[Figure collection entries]

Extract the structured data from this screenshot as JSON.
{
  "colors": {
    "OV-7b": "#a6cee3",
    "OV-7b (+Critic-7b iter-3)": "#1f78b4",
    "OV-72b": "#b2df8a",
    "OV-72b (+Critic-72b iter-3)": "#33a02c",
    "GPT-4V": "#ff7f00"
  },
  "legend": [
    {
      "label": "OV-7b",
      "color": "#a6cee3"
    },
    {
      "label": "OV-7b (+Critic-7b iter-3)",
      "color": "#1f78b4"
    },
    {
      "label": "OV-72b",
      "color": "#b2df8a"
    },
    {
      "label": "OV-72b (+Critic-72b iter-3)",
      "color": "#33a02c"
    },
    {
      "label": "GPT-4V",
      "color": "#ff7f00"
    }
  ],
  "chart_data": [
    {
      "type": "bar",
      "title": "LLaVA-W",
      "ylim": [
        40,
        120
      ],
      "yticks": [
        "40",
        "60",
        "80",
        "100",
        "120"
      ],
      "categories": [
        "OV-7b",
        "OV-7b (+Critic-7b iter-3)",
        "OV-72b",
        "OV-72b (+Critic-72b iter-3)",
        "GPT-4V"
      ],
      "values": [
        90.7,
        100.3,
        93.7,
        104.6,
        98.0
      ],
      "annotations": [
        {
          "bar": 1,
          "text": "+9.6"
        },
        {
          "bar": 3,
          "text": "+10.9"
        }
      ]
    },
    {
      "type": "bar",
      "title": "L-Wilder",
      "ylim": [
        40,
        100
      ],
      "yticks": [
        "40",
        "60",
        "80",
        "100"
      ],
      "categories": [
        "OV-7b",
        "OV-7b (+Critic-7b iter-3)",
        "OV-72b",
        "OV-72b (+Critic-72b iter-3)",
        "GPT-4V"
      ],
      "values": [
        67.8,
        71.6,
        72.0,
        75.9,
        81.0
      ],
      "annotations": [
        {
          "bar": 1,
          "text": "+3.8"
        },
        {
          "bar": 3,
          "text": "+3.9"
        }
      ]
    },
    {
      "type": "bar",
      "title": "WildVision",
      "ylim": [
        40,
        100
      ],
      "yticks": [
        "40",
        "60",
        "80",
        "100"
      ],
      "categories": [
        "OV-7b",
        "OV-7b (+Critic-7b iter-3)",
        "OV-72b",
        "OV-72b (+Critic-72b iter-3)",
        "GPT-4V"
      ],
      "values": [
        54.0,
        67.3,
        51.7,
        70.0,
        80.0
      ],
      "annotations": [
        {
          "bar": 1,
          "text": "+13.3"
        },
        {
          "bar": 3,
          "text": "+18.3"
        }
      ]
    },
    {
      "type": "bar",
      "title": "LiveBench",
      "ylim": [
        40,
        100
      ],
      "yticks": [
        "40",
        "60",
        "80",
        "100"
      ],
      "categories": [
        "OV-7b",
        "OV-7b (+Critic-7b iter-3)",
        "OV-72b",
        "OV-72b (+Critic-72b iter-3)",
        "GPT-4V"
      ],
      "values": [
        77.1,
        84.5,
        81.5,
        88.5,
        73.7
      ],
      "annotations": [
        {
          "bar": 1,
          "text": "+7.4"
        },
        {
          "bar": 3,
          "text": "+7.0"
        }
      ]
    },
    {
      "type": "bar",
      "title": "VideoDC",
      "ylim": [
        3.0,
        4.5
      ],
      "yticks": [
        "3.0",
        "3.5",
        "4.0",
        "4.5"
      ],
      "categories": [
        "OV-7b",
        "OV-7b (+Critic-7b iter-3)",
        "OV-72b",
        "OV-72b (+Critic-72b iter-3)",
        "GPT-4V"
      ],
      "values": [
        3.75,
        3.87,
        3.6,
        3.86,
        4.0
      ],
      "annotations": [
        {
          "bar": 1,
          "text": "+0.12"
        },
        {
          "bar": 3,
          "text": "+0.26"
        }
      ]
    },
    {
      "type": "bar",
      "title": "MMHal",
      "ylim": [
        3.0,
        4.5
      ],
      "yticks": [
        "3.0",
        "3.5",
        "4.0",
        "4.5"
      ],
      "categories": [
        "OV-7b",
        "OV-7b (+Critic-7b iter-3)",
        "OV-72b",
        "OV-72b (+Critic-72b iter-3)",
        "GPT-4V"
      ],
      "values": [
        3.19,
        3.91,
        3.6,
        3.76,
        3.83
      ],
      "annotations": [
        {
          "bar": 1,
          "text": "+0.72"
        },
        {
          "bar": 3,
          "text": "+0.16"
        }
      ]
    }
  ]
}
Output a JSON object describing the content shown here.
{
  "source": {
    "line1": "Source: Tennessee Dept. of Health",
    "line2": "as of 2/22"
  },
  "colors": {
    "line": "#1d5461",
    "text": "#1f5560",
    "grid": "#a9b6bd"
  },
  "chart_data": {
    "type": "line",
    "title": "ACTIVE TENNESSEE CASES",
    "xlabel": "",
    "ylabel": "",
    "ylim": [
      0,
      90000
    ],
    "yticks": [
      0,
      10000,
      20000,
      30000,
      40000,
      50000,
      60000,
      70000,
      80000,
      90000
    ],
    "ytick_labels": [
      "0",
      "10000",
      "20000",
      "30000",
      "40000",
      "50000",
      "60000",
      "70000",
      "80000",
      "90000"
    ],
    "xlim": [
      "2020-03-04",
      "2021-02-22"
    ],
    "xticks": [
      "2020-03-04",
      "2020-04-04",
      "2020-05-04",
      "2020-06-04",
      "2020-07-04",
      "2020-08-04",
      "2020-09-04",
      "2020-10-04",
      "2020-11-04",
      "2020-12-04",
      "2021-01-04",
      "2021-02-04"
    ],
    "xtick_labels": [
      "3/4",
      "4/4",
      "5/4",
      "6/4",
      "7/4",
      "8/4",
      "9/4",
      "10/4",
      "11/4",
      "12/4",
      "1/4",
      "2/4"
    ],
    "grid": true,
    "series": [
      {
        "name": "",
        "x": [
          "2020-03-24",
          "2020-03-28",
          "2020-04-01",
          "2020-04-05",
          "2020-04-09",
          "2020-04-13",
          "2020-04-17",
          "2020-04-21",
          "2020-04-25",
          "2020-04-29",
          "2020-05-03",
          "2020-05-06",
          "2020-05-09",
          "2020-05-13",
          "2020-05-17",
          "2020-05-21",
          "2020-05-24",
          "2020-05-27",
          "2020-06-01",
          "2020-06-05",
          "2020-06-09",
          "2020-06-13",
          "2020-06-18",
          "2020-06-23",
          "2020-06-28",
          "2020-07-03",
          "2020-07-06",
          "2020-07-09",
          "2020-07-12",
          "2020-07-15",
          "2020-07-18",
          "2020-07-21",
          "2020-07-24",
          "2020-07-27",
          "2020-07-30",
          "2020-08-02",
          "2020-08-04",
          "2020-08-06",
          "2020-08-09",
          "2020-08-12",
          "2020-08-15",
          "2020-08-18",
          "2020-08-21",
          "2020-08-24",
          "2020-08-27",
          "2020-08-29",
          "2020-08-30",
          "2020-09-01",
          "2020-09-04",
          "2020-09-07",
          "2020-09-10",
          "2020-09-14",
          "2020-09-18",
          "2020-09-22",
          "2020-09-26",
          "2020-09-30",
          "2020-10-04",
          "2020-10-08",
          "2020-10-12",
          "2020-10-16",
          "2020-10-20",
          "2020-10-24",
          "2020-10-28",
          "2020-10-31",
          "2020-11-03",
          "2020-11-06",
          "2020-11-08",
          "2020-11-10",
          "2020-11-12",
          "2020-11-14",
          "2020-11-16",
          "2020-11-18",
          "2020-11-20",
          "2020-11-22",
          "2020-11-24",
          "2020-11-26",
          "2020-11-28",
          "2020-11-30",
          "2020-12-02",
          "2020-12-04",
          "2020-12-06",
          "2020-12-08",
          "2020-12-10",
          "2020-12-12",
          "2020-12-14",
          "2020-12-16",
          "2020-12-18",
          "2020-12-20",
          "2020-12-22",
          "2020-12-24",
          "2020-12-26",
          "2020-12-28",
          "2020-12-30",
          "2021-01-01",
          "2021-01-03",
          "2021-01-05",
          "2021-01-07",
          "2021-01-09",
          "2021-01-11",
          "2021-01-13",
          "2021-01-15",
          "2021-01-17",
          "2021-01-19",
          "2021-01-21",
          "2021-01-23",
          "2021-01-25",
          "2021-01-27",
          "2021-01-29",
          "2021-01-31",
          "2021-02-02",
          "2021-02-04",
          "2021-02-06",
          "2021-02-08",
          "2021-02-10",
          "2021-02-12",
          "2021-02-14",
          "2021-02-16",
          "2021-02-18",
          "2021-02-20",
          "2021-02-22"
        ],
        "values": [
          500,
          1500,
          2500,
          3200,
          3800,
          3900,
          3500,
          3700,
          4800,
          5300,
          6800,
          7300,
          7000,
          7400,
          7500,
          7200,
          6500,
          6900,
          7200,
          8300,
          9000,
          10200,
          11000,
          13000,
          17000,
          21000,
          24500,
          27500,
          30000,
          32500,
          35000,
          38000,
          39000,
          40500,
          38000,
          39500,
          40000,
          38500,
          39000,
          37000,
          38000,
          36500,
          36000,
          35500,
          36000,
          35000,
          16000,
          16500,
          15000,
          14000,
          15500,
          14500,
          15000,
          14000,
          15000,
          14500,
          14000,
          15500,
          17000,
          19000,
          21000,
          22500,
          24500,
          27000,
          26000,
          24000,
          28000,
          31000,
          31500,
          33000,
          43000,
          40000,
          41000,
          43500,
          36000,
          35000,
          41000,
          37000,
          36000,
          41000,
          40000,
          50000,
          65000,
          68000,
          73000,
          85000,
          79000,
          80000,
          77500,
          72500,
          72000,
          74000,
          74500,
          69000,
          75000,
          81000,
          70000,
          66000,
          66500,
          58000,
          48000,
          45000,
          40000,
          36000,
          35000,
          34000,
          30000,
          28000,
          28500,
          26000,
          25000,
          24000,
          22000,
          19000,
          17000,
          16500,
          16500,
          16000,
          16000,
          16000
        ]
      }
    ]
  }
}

SET EXERCISE - In the records above, how many lines include the string "title"? Answer with only the number.

EXPECTED OUTPUT - 7